# Goal
Reproduce the complete listing without any deviation.

# Dataset content
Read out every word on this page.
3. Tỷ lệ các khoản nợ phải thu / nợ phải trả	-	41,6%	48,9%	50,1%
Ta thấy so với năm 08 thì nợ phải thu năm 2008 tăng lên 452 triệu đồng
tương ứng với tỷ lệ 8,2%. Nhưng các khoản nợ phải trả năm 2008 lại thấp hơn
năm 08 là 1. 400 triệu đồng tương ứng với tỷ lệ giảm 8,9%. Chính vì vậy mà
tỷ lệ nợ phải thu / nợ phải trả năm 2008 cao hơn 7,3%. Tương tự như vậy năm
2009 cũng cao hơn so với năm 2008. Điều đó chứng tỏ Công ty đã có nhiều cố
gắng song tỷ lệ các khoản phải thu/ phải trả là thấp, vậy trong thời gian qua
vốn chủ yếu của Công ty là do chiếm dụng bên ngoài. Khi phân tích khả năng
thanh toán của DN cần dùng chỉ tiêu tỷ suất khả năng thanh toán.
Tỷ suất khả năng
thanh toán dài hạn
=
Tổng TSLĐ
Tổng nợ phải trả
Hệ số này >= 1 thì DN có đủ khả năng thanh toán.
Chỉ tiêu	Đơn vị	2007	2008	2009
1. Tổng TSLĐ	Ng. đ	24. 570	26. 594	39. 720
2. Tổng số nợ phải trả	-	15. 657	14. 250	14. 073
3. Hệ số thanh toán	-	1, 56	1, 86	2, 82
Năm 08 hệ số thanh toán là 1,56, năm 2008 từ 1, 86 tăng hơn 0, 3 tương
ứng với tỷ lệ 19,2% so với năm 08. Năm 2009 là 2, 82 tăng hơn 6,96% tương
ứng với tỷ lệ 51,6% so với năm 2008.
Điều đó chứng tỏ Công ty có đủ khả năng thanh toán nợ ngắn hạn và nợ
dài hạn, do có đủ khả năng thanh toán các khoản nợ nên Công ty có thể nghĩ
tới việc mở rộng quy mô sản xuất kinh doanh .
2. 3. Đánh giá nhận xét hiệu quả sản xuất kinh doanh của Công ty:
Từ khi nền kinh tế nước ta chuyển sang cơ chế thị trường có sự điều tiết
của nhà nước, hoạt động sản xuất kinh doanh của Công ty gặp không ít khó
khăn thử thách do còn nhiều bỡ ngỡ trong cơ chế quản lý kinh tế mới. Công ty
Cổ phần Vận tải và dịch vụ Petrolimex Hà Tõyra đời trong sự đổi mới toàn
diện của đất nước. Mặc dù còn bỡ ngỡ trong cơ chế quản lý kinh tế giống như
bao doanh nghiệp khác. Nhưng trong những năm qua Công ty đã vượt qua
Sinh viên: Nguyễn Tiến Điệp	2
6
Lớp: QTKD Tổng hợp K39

# Exercise result
Read out every word on this page.
3. Tỷ lệ các khoản nợ phải thu / nợ phải trả	-	41,6%	48,9%	50,1%
Ta thấy so với năm 08 thì nợ phải thu năm 2008 tăng lên 452 triệu đồng
tương ứng với tỷ lệ 8,2%. Nhưng các khoản nợ phải trả năm 2008 lại thấp hơn
năm 08 là 1. 400 triệu đồng tương ứng với tỷ lệ giảm 8,9%. Chính vì vậy mà
tỷ lệ nợ phải thu / nợ phải trả năm 2008 cao hơn 7,3%. Tương tự như vậy năm
2009 cũng cao hơn so với năm 2008. Điều đó chứng tỏ Công ty đã có nhiều cố
gắng song tỷ lệ các khoản phải thu/ phải trả là thấp, vậy trong thời gian qua
vốn chủ yếu của Công ty là do chiếm dụng bên ngoài. Khi phân tích khả năng
thanh toán của DN cần dùng chỉ tiêu tỷ suất khả năng thanh toán.
Tỷ suất khả năng
thanh toán dài hạn
=
Tổng TSLĐ
Tổng nợ phải trả
Hệ số này >= 1 thì DN có đủ khả năng thanh toán.
Chỉ tiêu	Đơn vị	2007	2008	2009
1. Tổng TSLĐ	Ng. đ	24. 570	26. 594	39. 720
2. Tổng số nợ phải trả	-	15. 657	14. 250	14. 073
3. Hệ số thanh toán	-	1, 56	1, 86	2, 82
Năm 08 hệ số thanh toán là 1,56, năm 2008 từ 1, 86 tăng hơn 0, 3 tương
ứng với tỷ lệ 19,2% so với năm 08. Năm 2009 là 2, 82 tăng hơn 6,96% tương
ứng với tỷ lệ 51,6% so với năm 2008.
Điều đó chứng tỏ Công ty có đủ khả năng thanh toán nợ ngắn hạn và nợ
dài hạn, do có đủ khả năng thanh toán các khoản nợ nên Công ty có thể nghĩ
tới việc mở rộng quy mô sản xuất kinh doanh .
2. 3. Đánh giá nhận xét hiệu quả sản xuất kinh doanh của Công ty:
Từ khi nền kinh tế nước ta chuyển sang cơ chế thị trường có sự điều tiết
của nhà nước, hoạt động sản xuất kinh doanh của Công ty gặp không ít khó
khăn thử thách do còn nhiều bỡ ngỡ trong cơ chế quản lý kinh tế mới. Công ty
Cổ phần Vận tải và dịch vụ Petrolimex Hà Tõyra đời trong sự đổi mới toàn
diện của đất nước. Mặc dù còn bỡ ngỡ trong cơ chế quản lý kinh tế giống như
bao doanh nghiệp khác. Nhưng trong những năm qua Công ty đã vượt qua
Sinh viên: Nguyễn Tiến Điệp	2
6
Lớp: QTKD Tổng hợp K39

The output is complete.